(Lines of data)
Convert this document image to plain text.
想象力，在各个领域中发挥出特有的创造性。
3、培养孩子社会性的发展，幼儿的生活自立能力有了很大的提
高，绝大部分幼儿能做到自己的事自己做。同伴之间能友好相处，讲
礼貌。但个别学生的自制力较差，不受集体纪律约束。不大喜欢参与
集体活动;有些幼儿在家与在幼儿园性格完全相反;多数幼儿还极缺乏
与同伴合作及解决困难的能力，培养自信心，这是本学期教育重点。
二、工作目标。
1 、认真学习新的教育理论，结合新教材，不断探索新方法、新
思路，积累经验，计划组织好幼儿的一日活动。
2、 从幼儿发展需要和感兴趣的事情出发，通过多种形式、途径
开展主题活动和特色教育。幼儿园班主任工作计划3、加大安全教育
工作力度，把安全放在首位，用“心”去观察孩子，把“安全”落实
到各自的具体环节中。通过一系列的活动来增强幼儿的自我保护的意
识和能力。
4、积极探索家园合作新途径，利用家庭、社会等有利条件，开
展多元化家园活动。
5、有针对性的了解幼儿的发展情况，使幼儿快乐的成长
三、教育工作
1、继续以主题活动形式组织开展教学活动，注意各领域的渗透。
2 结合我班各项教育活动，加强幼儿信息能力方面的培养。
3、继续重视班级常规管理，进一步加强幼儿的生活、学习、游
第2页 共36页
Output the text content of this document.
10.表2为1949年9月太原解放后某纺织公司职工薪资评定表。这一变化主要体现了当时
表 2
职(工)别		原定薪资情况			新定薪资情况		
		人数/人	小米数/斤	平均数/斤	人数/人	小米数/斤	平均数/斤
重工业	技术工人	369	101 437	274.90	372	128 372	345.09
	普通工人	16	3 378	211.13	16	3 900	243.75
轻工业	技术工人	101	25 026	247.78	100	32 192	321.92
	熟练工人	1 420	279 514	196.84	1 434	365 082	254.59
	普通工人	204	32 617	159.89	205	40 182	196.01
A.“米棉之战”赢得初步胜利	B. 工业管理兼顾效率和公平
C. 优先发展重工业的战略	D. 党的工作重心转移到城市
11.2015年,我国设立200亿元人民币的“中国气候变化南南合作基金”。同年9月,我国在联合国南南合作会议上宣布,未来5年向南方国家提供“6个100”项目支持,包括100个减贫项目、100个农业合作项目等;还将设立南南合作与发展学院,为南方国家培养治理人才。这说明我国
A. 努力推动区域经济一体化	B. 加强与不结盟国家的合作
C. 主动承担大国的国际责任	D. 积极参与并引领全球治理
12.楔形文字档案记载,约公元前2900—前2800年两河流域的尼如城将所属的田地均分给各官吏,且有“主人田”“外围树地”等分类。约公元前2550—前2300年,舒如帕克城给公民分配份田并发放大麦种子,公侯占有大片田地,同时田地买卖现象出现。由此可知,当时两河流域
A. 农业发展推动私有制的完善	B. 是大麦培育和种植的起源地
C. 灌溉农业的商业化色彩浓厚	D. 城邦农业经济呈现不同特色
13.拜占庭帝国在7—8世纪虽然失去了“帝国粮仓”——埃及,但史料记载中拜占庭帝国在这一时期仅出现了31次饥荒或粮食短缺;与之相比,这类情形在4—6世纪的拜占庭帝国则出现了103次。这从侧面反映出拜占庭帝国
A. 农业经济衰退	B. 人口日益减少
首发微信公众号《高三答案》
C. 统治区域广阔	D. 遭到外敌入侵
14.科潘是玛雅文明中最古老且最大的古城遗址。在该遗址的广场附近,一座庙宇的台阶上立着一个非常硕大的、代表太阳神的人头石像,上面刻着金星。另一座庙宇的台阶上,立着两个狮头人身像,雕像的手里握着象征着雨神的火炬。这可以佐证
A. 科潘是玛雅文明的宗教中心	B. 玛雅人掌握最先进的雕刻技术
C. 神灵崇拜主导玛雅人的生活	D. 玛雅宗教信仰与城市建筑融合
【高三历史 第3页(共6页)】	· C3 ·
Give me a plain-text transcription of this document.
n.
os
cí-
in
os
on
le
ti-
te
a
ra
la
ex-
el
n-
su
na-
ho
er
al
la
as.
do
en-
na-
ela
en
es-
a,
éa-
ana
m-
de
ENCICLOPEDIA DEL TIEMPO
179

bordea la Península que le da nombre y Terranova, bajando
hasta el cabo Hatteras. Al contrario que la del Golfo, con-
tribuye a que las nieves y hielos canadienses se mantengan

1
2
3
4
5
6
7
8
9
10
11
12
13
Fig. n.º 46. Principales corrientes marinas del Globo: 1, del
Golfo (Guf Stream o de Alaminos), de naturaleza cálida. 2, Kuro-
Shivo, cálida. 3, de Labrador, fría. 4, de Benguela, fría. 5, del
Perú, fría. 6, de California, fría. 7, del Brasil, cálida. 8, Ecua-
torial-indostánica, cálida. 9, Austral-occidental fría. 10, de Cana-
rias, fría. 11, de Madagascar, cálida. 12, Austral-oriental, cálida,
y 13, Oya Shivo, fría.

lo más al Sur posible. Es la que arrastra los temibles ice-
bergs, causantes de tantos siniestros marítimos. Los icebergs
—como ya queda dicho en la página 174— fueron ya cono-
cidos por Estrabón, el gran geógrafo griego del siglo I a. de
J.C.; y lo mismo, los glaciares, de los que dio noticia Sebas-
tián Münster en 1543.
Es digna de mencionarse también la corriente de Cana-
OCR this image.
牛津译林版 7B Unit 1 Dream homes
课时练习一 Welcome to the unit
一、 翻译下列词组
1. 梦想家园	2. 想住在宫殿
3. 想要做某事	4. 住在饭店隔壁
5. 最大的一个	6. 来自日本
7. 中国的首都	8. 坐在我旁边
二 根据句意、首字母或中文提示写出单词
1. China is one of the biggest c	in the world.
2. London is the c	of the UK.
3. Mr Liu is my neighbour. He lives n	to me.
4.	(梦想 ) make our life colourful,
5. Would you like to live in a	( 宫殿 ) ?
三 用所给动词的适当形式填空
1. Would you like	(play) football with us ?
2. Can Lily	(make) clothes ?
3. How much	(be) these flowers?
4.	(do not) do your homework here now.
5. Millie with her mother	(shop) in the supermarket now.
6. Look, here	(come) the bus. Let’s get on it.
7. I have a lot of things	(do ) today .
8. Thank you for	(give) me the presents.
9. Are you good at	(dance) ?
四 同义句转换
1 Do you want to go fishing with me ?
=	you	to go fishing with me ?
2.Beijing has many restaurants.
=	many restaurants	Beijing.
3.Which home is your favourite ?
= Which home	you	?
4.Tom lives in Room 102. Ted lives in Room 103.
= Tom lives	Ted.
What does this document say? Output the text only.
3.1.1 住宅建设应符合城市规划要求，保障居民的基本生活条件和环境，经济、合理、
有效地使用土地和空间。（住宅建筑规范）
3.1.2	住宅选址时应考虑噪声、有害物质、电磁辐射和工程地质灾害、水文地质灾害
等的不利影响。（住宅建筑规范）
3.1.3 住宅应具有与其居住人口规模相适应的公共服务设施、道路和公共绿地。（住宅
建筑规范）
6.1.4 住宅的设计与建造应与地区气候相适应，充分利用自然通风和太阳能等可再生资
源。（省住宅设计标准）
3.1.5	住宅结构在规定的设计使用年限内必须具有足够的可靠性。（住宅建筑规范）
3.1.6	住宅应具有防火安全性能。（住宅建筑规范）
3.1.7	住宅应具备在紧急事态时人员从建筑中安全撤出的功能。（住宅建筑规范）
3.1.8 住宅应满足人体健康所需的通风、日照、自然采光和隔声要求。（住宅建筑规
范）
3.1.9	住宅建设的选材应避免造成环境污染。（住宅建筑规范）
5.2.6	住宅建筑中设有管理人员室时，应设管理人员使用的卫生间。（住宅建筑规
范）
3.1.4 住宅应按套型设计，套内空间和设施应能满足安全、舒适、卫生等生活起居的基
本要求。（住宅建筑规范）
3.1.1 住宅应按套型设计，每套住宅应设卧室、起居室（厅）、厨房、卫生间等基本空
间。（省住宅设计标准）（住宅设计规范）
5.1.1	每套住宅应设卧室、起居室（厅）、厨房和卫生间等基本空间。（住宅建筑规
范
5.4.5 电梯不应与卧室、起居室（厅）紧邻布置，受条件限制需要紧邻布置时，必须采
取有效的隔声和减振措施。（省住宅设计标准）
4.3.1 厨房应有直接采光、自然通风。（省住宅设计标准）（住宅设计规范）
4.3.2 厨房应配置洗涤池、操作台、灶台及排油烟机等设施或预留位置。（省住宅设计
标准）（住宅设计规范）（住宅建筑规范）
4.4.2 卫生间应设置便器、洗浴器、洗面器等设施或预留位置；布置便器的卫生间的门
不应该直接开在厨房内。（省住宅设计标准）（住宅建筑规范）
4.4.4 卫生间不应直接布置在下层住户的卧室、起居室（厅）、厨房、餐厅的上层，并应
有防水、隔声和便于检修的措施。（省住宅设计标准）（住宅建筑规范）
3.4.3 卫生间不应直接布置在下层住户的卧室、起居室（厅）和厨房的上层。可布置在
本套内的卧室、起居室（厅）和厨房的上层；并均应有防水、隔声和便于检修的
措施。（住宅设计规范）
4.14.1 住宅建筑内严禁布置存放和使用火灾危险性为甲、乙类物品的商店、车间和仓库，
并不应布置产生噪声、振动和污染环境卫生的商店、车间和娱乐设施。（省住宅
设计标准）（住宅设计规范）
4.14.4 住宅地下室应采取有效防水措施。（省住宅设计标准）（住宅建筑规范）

> EXERCISE PROMPT: Copy out each line of the material that holds the word "cálida".

> FINAL RESULT:
Golfo (Guf Stream o de Alaminos), de naturaleza cálida. 2, Kuro-
Shivo, cálida. 3, de Labrador, fría. 4, de Benguela, fría. 5, del
Perú, fría. 6, de California, fría. 7, del Brasil, cálida. 8, Ecua-
torial-indostánica, cálida. 9, Austral-occidental fría. 10, de Cana-
rias, fría. 11, de Madagascar, cálida. 12, Austral-oriental, cálida,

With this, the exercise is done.